*What the task asks:* Copy the lines that follow, keeping every character the same.

*Entries supplied:*
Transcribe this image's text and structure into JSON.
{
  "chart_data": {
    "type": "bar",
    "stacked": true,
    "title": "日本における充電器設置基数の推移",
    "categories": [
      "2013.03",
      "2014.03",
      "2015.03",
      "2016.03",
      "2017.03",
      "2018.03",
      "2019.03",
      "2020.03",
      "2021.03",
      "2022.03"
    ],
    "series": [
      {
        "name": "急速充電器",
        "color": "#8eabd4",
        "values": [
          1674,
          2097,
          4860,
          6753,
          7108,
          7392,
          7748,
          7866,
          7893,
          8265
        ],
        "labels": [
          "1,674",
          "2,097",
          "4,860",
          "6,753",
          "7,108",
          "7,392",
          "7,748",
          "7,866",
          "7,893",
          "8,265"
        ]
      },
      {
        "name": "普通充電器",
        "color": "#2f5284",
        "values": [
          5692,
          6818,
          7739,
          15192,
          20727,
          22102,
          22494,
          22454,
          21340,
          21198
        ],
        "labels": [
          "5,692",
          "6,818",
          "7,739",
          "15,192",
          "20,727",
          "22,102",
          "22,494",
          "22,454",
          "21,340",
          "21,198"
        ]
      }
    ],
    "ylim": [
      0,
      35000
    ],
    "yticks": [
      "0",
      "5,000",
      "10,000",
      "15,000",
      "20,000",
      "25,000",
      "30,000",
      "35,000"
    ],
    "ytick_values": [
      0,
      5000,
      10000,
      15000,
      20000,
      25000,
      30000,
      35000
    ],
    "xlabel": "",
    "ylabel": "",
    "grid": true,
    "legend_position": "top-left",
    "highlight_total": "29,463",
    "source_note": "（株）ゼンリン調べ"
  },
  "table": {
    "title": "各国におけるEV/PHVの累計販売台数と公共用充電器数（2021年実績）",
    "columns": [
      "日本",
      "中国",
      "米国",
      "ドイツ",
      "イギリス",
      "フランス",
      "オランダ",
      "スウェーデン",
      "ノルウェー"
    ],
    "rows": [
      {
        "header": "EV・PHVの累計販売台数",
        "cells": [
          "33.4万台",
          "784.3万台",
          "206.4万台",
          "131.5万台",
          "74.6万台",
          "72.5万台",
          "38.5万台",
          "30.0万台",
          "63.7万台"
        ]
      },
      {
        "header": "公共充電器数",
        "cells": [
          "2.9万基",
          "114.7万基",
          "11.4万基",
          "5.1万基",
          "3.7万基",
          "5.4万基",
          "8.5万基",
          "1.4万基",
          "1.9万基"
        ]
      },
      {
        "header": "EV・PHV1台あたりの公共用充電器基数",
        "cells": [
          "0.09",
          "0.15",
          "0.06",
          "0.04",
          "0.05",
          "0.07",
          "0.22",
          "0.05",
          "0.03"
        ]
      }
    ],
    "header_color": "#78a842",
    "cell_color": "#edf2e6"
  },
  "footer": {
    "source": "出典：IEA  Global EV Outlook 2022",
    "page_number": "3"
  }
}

*Result of the exercise:*
Transcribe this image's text and structure into JSON.
{
  "chart_data": {
    "type": "bar",
    "stacked": true,
    "title": "日本における充電器設置基数の推移",
    "categories": [
      "2013.03",
      "2014.03",
      "2015.03",
      "2016.03",
      "2017.03",
      "2018.03",
      "2019.03",
      "2020.03",
      "2021.03",
      "2022.03"
    ],
    "series": [
      {
        "name": "急速充電器",
        "color": "#8eabd4",
        "values": [
          1674,
          2097,
          4860,
          6753,
          7108,
          7392,
          7748,
          7866,
          7893,
          8265
        ],
        "labels": [
          "1,674",
          "2,097",
          "4,860",
          "6,753",
          "7,108",
          "7,392",
          "7,748",
          "7,866",
          "7,893",
          "8,265"
        ]
      },
      {
        "name": "普通充電器",
        "color": "#2f5284",
        "values": [
          5692,
          6818,
          7739,
          15192,
          20727,
          22102,
          22494,
          22454,
          21340,
          21198
        ],
        "labels": [
          "5,692",
          "6,818",
          "7,739",
          "15,192",
          "20,727",
          "22,102",
          "22,494",
          "22,454",
          "21,340",
          "21,198"
        ]
      }
    ],
    "ylim": [
      0,
      35000
    ],
    "yticks": [
      "0",
      "5,000",
      "10,000",
      "15,000",
      "20,000",
      "25,000",
      "30,000",
      "35,000"
    ],
    "ytick_values": [
      0,
      5000,
      10000,
      15000,
      20000,
      25000,
      30000,
      35000
    ],
    "xlabel": "",
    "ylabel": "",
    "grid": true,
    "legend_position": "top-left",
    "highlight_total": "29,463",
    "source_note": "（株）ゼンリン調べ"
  },
  "table": {
    "title": "各国におけるEV/PHVの累計販売台数と公共用充電器数（2021年実績）",
    "columns": [
      "日本",
      "中国",
      "米国",
      "ドイツ",
      "イギリス",
      "フランス",
      "オランダ",
      "スウェーデン",
      "ノルウェー"
    ],
    "rows": [
      {
        "header": "EV・PHVの累計販売台数",
        "cells": [
          "33.4万台",
          "784.3万台",
          "206.4万台",
          "131.5万台",
          "74.6万台",
          "72.5万台",
          "38.5万台",
          "30.0万台",
          "63.7万台"
        ]
      },
      {
        "header": "公共充電器数",
        "cells": [
          "2.9万基",
          "114.7万基",
          "11.4万基",
          "5.1万基",
          "3.7万基",
          "5.4万基",
          "8.5万基",
          "1.4万基",
          "1.9万基"
        ]
      },
      {
        "header": "EV・PHV1台あたりの公共用充電器基数",
        "cells": [
          "0.09",
          "0.15",
          "0.06",
          "0.04",
          "0.05",
          "0.07",
          "0.22",
          "0.05",
          "0.03"
        ]
      }
    ],
    "header_color": "#78a842",
    "cell_color": "#edf2e6"
  },
  "footer": {
    "source": "出典：IEA  Global EV Outlook 2022",
    "page_number": "3"
  }
}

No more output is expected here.